* _YOUR TASK_: Your job is to retype all of the data word for word, leaving every image out.

(Dataset entries)
* begin *

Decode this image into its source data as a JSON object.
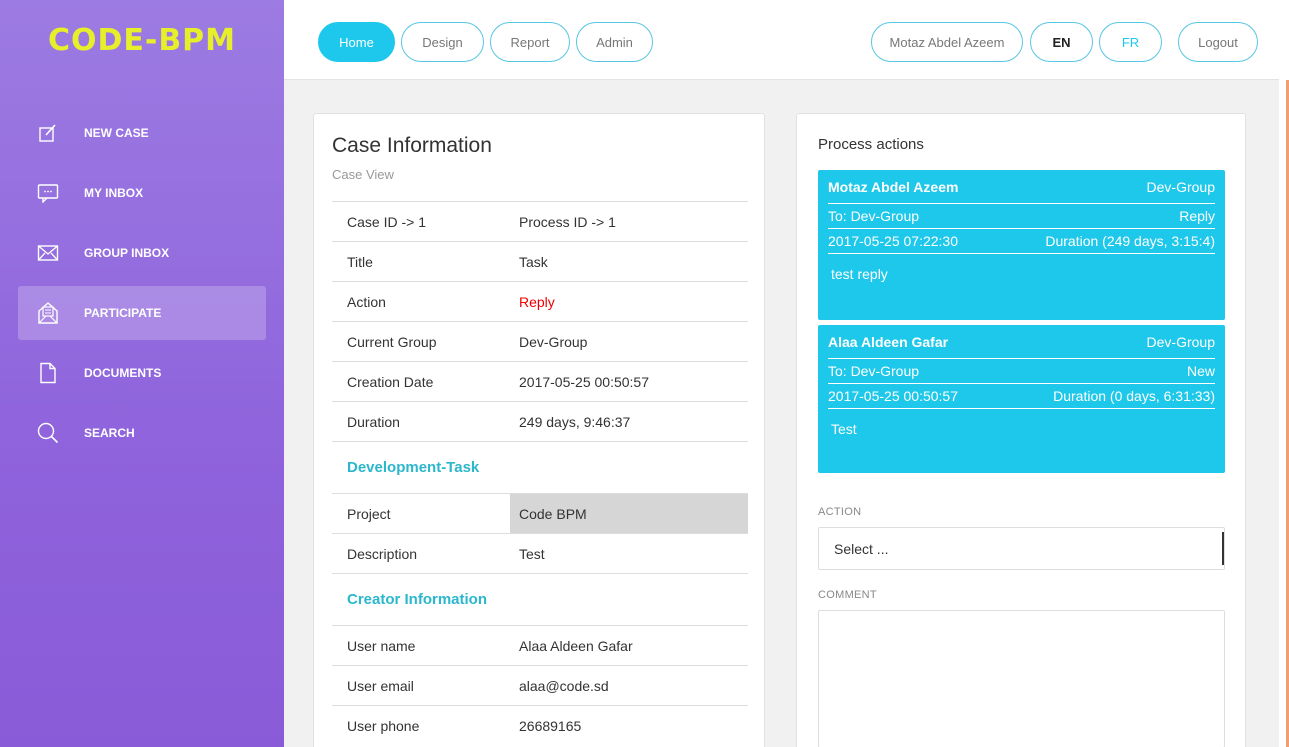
{
  "brand": {
    "logo_text": "CODE-BPM",
    "logo_color": "#e6ef2a"
  },
  "colors": {
    "accent": "#1dc8ec",
    "sidebar_top": "#9c7be2",
    "sidebar_bottom": "#8a5bd8",
    "action_red": "#ee0000",
    "section_teal": "#2bb7cc"
  },
  "sidebar": {
    "items": [
      {
        "label": "NEW CASE",
        "icon": "edit-icon"
      },
      {
        "label": "MY INBOX",
        "icon": "chat-icon"
      },
      {
        "label": "GROUP INBOX",
        "icon": "envelope-icon"
      },
      {
        "label": "PARTICIPATE",
        "icon": "open-envelope-icon",
        "active": true
      },
      {
        "label": "DOCUMENTS",
        "icon": "document-icon"
      },
      {
        "label": "SEARCH",
        "icon": "search-icon"
      }
    ]
  },
  "topnav": {
    "tabs": [
      {
        "label": "Home",
        "active": true
      },
      {
        "label": "Design"
      },
      {
        "label": "Report"
      },
      {
        "label": "Admin"
      }
    ],
    "user": "Motaz Abdel Azeem",
    "lang_en": "EN",
    "lang_fr": "FR",
    "logout": "Logout"
  },
  "case": {
    "title": "Case Information",
    "subtitle": "Case View",
    "rows": [
      {
        "key": "Case ID -> 1",
        "value": "Process ID -> 1"
      },
      {
        "key": "Title",
        "value": "Task"
      },
      {
        "key": "Action",
        "value": "Reply"
      },
      {
        "key": "Current Group",
        "value": "Dev-Group"
      },
      {
        "key": "Creation Date",
        "value": "2017-05-25 00:50:57"
      },
      {
        "key": "Duration",
        "value": "249 days, 9:46:37"
      }
    ],
    "section_task": "Development-Task",
    "task_rows": [
      {
        "key": "Project",
        "value": "Code BPM"
      },
      {
        "key": "Description",
        "value": "Test"
      }
    ],
    "section_creator": "Creator Information",
    "creator_rows": [
      {
        "key": "User name",
        "value": "Alaa Aldeen Gafar"
      },
      {
        "key": "User email",
        "value": "alaa@code.sd"
      },
      {
        "key": "User phone",
        "value": "26689165"
      }
    ]
  },
  "process": {
    "title": "Process actions",
    "messages": [
      {
        "from": "Motaz Abdel Azeem",
        "group": "Dev-Group",
        "to": "To: Dev-Group",
        "action": "Reply",
        "date": "2017-05-25 07:22:30",
        "duration": "Duration (249 days, 3:15:4)",
        "body": "test reply"
      },
      {
        "from": "Alaa Aldeen Gafar",
        "group": "Dev-Group",
        "to": "To: Dev-Group",
        "action": "New",
        "date": "2017-05-25 00:50:57",
        "duration": "Duration (0 days, 6:31:33)",
        "body": "Test"
      }
    ],
    "action_label": "ACTION",
    "action_value": "Select ...",
    "comment_label": "COMMENT"
  }
}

* end *

* _SOLUTION TO THIS PROBLEM_:
Decode this image into its source data as a JSON object.
{
  "brand": {
    "logo_text": "CODE-BPM",
    "logo_color": "#e6ef2a"
  },
  "colors": {
    "accent": "#1dc8ec",
    "sidebar_top": "#9c7be2",
    "sidebar_bottom": "#8a5bd8",
    "action_red": "#ee0000",
    "section_teal": "#2bb7cc"
  },
  "sidebar": {
    "items": [
      {
        "label": "NEW CASE",
        "icon": "edit-icon"
      },
      {
        "label": "MY INBOX",
        "icon": "chat-icon"
      },
      {
        "label": "GROUP INBOX",
        "icon": "envelope-icon"
      },
      {
        "label": "PARTICIPATE",
        "icon": "open-envelope-icon",
        "active": true
      },
      {
        "label": "DOCUMENTS",
        "icon": "document-icon"
      },
      {
        "label": "SEARCH",
        "icon": "search-icon"
      }
    ]
  },
  "topnav": {
    "tabs": [
      {
        "label": "Home",
        "active": true
      },
      {
        "label": "Design"
      },
      {
        "label": "Report"
      },
      {
        "label": "Admin"
      }
    ],
    "user": "Motaz Abdel Azeem",
    "lang_en": "EN",
    "lang_fr": "FR",
    "logout": "Logout"
  },
  "case": {
    "title": "Case Information",
    "subtitle": "Case View",
    "rows": [
      {
        "key": "Case ID -> 1",
        "value": "Process ID -> 1"
      },
      {
        "key": "Title",
        "value": "Task"
      },
      {
        "key": "Action",
        "value": "Reply"
      },
      {
        "key": "Current Group",
        "value": "Dev-Group"
      },
      {
        "key": "Creation Date",
        "value": "2017-05-25 00:50:57"
      },
      {
        "key": "Duration",
        "value": "249 days, 9:46:37"
      }
    ],
    "section_task": "Development-Task",
    "task_rows": [
      {
        "key": "Project",
        "value": "Code BPM"
      },
      {
        "key": "Description",
        "value": "Test"
      }
    ],
    "section_creator": "Creator Information",
    "creator_rows": [
      {
        "key": "User name",
        "value": "Alaa Aldeen Gafar"
      },
      {
        "key": "User email",
        "value": "alaa@code.sd"
      },
      {
        "key": "User phone",
        "value": "26689165"
      }
    ]
  },
  "process": {
    "title": "Process actions",
    "messages": [
      {
        "from": "Motaz Abdel Azeem",
        "group": "Dev-Group",
        "to": "To: Dev-Group",
        "action": "Reply",
        "date": "2017-05-25 07:22:30",
        "duration": "Duration (249 days, 3:15:4)",
        "body": "test reply"
      },
      {
        "from": "Alaa Aldeen Gafar",
        "group": "Dev-Group",
        "to": "To: Dev-Group",
        "action": "New",
        "date": "2017-05-25 00:50:57",
        "duration": "Duration (0 days, 6:31:33)",
        "body": "Test"
      }
    ],
    "action_label": "ACTION",
    "action_value": "Select ...",
    "comment_label": "COMMENT"
  }
}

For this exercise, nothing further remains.